-- DATA FOR PROCESSING follows --

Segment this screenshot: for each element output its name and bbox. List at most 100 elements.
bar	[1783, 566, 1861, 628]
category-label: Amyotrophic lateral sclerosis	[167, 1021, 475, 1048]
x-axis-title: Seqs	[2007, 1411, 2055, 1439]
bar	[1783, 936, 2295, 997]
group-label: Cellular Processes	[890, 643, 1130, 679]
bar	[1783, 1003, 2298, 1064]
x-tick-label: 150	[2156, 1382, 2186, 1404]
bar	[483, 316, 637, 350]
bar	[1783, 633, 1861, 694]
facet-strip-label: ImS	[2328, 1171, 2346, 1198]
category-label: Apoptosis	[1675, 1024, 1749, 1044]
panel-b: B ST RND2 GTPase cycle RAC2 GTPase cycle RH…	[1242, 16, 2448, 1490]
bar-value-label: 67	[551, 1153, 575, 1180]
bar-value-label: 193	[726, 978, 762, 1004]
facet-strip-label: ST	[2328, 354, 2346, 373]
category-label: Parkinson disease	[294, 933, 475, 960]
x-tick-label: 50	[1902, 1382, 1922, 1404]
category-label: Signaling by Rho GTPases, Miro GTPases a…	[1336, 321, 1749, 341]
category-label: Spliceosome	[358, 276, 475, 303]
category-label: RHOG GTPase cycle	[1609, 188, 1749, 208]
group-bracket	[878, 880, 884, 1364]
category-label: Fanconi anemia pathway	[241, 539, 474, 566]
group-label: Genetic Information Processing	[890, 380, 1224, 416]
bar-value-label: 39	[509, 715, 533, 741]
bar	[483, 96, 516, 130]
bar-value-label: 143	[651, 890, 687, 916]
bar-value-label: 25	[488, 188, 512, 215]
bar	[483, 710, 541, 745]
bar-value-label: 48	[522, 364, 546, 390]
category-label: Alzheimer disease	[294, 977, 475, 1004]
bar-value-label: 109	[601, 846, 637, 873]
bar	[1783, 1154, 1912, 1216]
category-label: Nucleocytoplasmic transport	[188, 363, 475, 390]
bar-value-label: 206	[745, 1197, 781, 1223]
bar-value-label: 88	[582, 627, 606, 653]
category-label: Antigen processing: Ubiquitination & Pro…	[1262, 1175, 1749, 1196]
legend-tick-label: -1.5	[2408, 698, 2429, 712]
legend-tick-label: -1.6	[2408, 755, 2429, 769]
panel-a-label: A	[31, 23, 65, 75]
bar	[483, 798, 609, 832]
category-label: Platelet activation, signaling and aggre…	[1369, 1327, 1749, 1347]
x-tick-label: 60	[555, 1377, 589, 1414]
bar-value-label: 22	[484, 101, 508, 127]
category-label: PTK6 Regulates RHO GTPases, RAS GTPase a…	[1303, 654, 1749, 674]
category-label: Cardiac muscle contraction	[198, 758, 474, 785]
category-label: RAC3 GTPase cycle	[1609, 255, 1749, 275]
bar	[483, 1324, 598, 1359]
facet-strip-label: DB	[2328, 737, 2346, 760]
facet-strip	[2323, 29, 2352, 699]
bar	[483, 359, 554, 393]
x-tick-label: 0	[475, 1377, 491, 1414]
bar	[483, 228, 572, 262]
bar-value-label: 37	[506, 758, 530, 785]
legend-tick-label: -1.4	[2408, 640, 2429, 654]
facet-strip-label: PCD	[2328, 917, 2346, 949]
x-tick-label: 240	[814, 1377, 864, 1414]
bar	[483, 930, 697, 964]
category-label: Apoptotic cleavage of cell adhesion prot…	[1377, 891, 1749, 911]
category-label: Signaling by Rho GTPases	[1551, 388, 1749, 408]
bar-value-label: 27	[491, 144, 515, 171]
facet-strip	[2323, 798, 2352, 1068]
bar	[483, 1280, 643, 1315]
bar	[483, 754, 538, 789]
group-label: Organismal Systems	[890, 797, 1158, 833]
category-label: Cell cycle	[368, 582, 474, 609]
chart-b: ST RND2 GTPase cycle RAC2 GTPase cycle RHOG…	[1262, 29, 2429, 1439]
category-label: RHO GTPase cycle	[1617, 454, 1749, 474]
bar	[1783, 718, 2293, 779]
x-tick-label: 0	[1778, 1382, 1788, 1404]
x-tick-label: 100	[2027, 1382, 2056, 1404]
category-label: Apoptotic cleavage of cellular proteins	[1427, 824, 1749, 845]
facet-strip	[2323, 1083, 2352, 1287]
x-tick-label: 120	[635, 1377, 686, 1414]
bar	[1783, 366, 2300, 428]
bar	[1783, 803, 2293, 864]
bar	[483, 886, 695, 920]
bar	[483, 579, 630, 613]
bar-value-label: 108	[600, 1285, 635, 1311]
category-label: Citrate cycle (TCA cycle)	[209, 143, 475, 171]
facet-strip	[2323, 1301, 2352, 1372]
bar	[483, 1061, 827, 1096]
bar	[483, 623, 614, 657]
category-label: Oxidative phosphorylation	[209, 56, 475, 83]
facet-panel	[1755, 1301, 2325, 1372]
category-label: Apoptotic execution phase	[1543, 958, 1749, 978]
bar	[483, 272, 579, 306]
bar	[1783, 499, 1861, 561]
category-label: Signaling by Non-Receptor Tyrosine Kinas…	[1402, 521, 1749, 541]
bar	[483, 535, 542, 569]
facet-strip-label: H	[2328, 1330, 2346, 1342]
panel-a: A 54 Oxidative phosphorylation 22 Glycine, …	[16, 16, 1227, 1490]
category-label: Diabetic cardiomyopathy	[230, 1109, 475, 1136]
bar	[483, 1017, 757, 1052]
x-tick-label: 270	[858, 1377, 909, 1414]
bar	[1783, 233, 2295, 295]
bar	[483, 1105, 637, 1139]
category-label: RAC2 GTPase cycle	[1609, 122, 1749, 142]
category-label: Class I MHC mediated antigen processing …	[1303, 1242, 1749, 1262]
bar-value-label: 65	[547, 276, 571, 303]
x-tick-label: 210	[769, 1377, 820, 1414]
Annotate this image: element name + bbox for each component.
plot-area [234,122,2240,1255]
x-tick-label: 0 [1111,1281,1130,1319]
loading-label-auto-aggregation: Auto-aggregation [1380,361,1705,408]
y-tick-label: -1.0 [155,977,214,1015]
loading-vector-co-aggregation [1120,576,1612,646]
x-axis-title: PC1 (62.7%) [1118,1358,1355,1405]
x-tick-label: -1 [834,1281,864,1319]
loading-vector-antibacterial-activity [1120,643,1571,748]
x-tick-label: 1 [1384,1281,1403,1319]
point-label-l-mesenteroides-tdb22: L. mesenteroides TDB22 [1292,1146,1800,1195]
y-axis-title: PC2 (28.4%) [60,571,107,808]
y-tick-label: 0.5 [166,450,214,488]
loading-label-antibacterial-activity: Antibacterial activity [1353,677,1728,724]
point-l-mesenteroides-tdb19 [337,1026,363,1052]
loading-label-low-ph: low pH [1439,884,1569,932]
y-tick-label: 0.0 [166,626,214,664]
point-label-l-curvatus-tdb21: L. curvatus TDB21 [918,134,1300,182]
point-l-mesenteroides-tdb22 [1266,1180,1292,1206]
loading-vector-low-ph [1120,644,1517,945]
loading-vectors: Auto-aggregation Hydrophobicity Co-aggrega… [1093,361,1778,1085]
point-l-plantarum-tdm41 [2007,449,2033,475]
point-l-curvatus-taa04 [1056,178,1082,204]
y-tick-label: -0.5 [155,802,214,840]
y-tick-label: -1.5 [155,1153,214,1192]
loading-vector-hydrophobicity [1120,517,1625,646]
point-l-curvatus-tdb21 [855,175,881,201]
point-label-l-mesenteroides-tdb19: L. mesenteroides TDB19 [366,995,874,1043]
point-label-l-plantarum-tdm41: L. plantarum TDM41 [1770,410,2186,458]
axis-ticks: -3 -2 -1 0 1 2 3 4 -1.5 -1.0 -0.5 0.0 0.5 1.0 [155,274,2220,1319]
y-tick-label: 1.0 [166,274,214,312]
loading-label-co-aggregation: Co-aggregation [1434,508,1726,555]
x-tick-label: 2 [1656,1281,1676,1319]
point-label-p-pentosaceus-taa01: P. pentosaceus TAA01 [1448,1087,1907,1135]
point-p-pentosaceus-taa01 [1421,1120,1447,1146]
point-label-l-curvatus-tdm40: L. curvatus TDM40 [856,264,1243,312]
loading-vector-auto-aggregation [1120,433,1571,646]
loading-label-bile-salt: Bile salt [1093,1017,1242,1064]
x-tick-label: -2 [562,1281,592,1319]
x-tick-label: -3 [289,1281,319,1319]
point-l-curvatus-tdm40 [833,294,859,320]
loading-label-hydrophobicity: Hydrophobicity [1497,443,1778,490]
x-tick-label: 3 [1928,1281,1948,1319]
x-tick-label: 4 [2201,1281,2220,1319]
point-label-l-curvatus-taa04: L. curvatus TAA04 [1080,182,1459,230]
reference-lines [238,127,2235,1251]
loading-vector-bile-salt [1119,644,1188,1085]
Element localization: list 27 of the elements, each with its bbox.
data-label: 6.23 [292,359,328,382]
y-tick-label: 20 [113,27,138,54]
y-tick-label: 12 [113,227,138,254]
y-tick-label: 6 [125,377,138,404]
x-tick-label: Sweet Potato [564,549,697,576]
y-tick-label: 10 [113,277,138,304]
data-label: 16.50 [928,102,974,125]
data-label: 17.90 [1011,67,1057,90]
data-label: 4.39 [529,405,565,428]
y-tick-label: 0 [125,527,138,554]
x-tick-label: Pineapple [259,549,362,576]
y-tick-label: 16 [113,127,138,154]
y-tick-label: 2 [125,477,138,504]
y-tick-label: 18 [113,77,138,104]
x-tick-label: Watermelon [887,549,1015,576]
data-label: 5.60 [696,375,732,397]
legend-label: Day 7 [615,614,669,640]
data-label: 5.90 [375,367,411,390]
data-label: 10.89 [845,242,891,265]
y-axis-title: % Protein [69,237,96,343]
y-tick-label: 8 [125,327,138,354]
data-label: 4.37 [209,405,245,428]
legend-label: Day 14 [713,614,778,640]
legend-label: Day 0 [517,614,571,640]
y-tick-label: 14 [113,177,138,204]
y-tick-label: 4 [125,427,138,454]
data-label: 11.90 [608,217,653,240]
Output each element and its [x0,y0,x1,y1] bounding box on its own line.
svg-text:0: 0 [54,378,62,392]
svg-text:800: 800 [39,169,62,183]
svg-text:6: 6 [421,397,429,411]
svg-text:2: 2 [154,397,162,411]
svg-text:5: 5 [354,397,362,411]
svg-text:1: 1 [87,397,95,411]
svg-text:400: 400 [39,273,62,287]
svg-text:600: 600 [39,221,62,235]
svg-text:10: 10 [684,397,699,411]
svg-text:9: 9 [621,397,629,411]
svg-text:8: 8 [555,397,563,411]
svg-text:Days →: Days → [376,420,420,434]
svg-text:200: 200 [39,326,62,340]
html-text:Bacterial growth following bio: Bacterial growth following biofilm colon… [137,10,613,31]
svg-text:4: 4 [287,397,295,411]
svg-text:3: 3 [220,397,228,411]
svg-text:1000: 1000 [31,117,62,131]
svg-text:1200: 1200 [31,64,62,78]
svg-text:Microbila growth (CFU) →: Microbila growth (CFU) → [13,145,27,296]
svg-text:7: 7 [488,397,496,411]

-- DATA FOR PROCESSING concluded --

▸ **EXERCISE**
Count how many lines in the material above hold the word "bile", then write the number and nothing more.

▸ **RESULT OF THE TASK**
2